Stated problem -
Each line that holds the word "wang⁴" counts once; report the total and nothing else.

Task inputs -
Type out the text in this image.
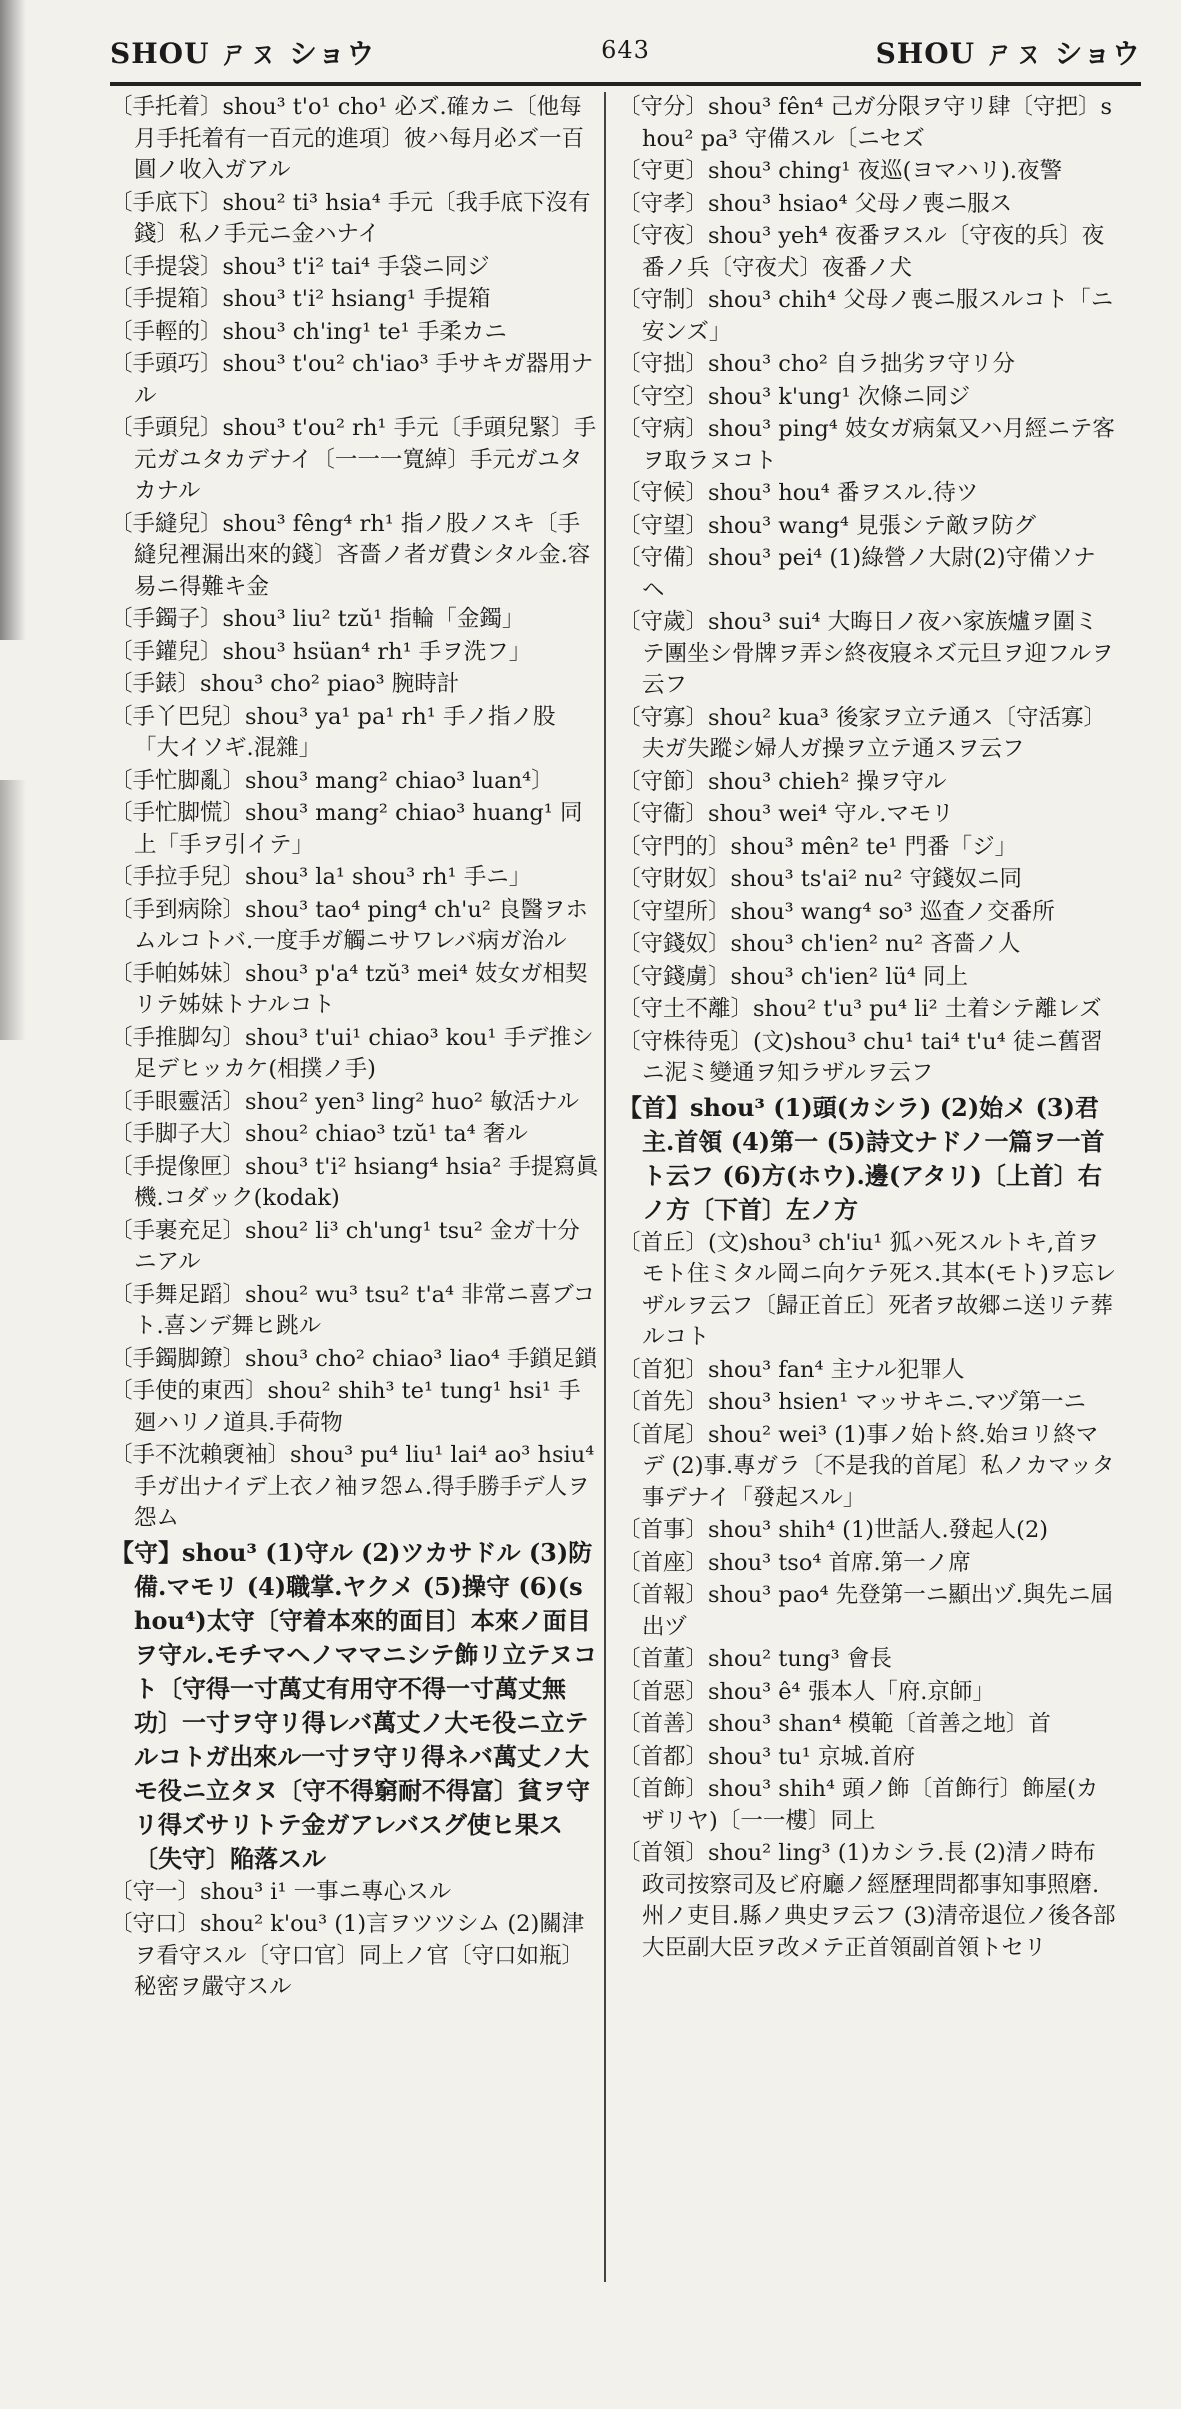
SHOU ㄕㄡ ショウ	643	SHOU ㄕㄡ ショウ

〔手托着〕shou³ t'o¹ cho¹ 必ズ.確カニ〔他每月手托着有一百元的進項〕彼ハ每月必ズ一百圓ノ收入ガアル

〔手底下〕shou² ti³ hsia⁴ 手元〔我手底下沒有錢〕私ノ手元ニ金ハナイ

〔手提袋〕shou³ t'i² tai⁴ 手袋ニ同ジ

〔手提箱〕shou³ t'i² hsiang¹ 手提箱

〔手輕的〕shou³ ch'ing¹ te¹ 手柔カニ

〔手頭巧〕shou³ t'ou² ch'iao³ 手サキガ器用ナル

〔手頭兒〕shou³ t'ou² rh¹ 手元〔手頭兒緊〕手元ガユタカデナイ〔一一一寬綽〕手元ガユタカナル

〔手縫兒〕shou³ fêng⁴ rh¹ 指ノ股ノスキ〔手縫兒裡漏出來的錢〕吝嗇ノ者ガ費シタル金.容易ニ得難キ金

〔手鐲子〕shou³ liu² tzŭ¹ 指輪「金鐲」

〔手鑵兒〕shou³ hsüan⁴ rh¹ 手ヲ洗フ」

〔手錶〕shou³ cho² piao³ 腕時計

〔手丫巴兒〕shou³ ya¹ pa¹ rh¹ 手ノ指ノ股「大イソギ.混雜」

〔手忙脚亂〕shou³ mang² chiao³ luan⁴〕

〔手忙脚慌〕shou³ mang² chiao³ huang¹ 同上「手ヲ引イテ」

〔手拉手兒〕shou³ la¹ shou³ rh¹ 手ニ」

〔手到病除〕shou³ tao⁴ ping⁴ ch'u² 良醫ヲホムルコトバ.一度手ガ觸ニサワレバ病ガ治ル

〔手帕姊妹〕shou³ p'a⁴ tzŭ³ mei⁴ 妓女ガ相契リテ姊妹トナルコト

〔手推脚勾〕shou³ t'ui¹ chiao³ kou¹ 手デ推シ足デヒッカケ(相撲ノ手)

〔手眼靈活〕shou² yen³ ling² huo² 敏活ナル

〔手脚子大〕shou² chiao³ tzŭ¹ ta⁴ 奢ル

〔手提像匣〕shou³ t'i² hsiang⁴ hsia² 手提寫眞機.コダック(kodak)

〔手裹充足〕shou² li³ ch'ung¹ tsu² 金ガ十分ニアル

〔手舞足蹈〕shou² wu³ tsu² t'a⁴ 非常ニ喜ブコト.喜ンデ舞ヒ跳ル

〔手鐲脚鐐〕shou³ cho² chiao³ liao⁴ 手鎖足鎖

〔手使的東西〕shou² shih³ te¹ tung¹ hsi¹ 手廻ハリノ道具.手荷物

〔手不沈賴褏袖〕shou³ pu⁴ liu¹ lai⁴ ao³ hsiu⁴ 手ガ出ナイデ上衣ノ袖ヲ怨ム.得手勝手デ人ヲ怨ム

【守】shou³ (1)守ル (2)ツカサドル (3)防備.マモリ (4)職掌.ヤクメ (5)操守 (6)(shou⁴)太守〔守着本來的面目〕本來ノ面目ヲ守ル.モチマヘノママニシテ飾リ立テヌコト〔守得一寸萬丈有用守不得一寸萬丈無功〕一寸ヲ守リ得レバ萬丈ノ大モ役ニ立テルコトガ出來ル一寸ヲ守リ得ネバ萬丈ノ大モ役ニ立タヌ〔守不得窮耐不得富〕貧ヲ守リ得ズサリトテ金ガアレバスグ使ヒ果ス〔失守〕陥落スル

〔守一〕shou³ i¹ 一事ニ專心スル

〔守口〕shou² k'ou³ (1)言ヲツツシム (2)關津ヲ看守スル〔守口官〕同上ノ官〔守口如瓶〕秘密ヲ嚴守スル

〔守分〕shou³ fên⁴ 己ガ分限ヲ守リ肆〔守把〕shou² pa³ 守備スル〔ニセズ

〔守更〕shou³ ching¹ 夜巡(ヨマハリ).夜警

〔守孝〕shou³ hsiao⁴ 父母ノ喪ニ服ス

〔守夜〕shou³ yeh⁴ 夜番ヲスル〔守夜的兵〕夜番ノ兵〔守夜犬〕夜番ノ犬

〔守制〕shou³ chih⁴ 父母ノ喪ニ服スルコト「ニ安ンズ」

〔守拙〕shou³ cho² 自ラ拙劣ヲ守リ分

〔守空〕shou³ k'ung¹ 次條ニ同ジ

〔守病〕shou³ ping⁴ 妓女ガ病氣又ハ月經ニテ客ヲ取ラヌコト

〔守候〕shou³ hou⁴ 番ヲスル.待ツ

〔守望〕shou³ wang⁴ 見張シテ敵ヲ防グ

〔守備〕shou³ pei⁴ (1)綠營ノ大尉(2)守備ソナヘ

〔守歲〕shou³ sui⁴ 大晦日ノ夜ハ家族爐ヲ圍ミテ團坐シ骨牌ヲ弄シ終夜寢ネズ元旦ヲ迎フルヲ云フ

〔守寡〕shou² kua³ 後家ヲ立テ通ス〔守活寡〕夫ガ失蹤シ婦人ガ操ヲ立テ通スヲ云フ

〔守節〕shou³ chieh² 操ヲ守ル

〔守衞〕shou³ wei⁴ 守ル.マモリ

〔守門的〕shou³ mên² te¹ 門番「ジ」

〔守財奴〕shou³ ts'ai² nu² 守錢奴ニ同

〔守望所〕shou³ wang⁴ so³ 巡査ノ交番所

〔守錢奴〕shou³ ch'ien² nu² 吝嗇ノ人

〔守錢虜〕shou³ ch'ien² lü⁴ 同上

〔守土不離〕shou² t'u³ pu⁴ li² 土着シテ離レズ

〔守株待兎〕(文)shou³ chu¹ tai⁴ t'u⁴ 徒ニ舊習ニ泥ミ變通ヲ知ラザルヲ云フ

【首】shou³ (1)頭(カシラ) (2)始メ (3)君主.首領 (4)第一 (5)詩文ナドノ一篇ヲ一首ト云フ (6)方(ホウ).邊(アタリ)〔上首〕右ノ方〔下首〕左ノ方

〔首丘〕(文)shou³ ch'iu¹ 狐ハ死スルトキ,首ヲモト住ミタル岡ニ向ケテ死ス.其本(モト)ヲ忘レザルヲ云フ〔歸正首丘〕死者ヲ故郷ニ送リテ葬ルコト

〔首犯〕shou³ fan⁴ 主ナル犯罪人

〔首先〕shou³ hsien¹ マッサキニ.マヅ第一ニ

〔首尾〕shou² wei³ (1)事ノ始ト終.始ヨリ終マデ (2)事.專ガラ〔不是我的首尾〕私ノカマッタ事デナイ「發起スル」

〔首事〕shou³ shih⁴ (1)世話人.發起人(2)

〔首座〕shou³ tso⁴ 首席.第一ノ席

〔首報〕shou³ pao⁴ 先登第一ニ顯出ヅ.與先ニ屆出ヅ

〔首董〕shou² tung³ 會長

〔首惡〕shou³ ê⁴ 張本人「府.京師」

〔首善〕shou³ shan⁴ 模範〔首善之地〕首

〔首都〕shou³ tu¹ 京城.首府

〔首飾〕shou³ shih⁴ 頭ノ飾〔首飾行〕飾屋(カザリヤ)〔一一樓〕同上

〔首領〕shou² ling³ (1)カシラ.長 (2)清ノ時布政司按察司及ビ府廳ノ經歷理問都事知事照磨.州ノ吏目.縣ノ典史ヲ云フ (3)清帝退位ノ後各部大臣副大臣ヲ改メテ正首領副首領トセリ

* * *

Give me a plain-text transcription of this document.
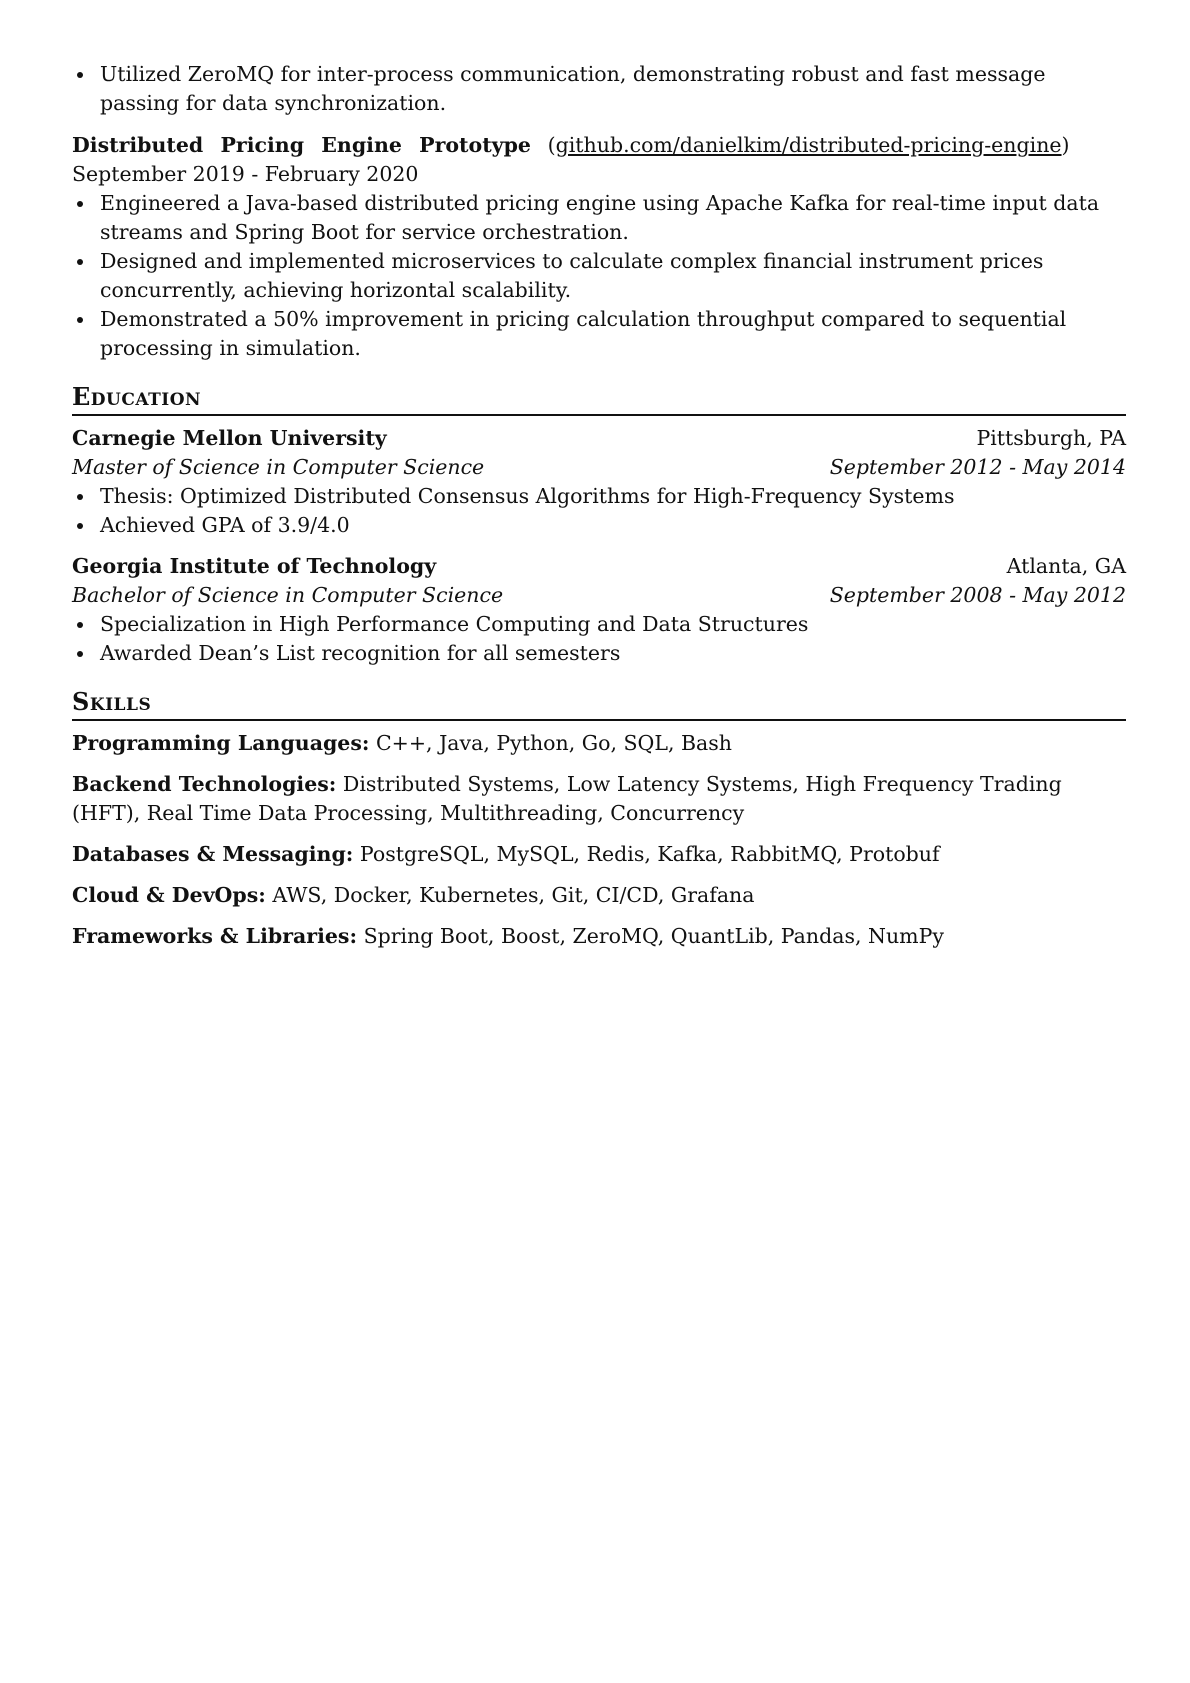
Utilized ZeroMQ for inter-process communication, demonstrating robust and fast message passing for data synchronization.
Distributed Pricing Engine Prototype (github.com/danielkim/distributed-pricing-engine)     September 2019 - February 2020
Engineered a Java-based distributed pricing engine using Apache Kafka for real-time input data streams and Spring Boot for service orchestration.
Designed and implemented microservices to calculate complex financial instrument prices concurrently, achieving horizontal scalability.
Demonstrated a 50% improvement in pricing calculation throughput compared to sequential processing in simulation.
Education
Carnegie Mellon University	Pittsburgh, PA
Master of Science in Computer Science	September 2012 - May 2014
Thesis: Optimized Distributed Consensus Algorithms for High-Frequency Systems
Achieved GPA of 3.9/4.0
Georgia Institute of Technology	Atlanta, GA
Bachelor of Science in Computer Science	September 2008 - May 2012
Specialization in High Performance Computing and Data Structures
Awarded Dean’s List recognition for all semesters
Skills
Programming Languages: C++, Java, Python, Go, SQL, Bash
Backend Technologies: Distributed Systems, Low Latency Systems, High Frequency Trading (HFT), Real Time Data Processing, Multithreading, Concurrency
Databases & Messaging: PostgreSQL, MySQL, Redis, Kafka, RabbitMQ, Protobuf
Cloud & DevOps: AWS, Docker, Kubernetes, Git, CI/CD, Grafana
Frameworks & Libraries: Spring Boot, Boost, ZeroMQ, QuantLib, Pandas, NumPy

---

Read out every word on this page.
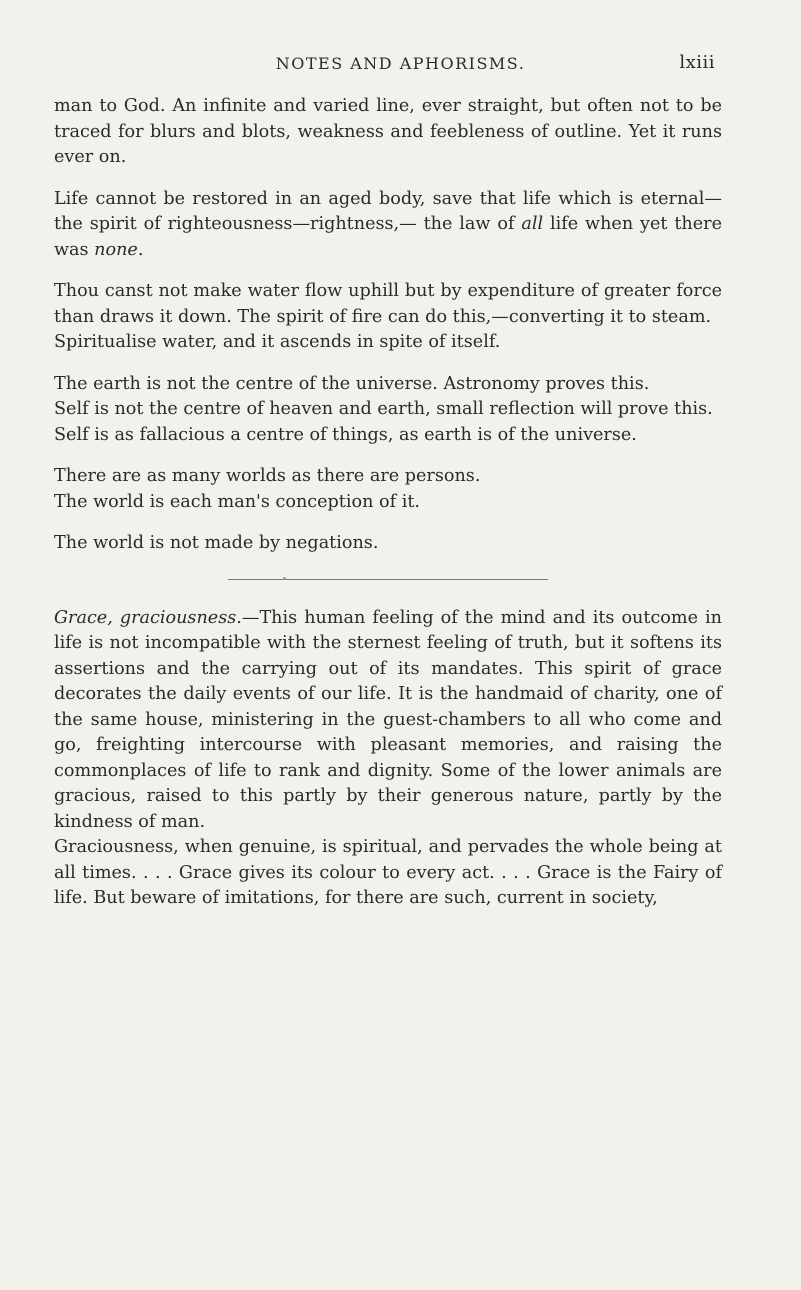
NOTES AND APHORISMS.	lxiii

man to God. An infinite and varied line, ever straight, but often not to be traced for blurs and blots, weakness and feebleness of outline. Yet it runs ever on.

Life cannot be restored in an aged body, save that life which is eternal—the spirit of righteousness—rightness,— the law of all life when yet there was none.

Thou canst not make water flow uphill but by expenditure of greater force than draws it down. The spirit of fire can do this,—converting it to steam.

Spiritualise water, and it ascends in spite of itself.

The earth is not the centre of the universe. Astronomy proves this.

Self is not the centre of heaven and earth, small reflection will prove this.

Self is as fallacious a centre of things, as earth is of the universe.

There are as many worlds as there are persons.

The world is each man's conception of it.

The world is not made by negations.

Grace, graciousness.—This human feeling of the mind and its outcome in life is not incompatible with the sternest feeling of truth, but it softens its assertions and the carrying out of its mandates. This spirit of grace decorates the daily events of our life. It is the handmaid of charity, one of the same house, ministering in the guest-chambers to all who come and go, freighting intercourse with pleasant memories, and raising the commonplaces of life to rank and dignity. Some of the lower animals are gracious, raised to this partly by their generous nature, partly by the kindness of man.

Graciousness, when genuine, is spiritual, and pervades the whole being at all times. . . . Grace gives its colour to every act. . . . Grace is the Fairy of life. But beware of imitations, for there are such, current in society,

Problem solution -
2